- **PROVIDED DATA**
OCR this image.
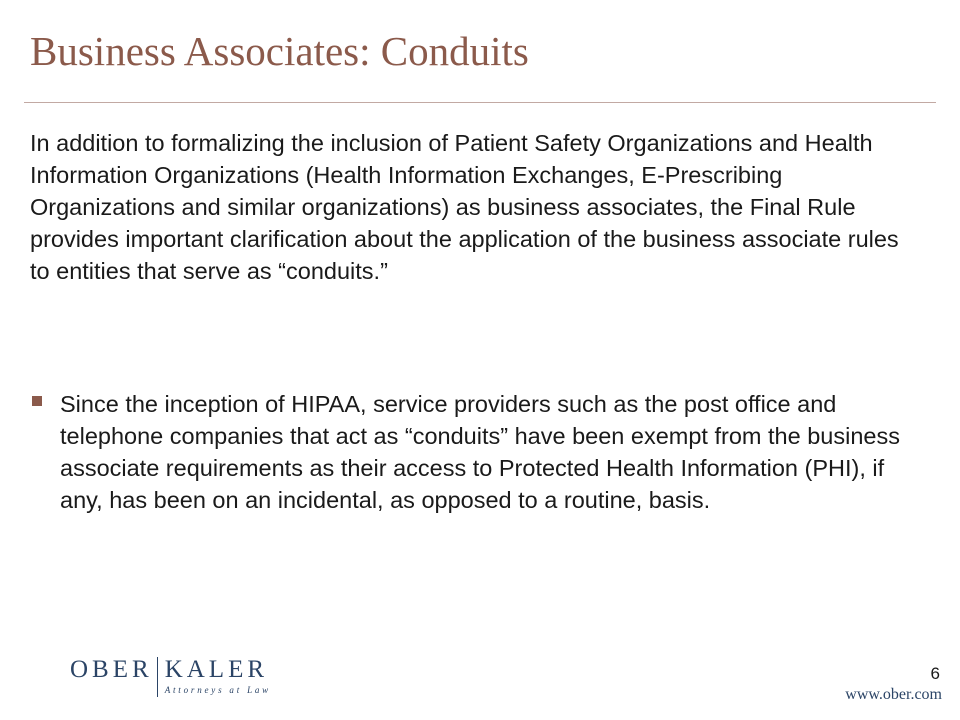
Business Associates: Conduits

In addition to formalizing the inclusion of Patient Safety Organizations and Health Information Organizations (Health Information Exchanges, E-Prescribing Organizations and similar organizations) as business associates, the Final Rule provides important clarification about the application of the business associate rules to entities that serve as “conduits.”

Since the inception of HIPAA, service providers such as the post office and telephone companies that act as “conduits” have been exempt from the business associate requirements as their access to Protected Health Information (PHI), if any, has been on an incidental, as opposed to a routine, basis.
OBER KALER
Attorneys at Law
6
www.ober.com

- **WHAT IS ASKED**
Transcribe all the lines above exactly, apart from the pictures.

- **PROBLEM SOLUTION**
OCR this image.
Business Associates: Conduits

In addition to formalizing the inclusion of Patient Safety Organizations and Health Information Organizations (Health Information Exchanges, E-Prescribing Organizations and similar organizations) as business associates, the Final Rule provides important clarification about the application of the business associate rules to entities that serve as “conduits.”

Since the inception of HIPAA, service providers such as the post office and telephone companies that act as “conduits” have been exempt from the business associate requirements as their access to Protected Health Information (PHI), if any, has been on an incidental, as opposed to a routine, basis.
OBER KALER
Attorneys at Law
6
www.ober.com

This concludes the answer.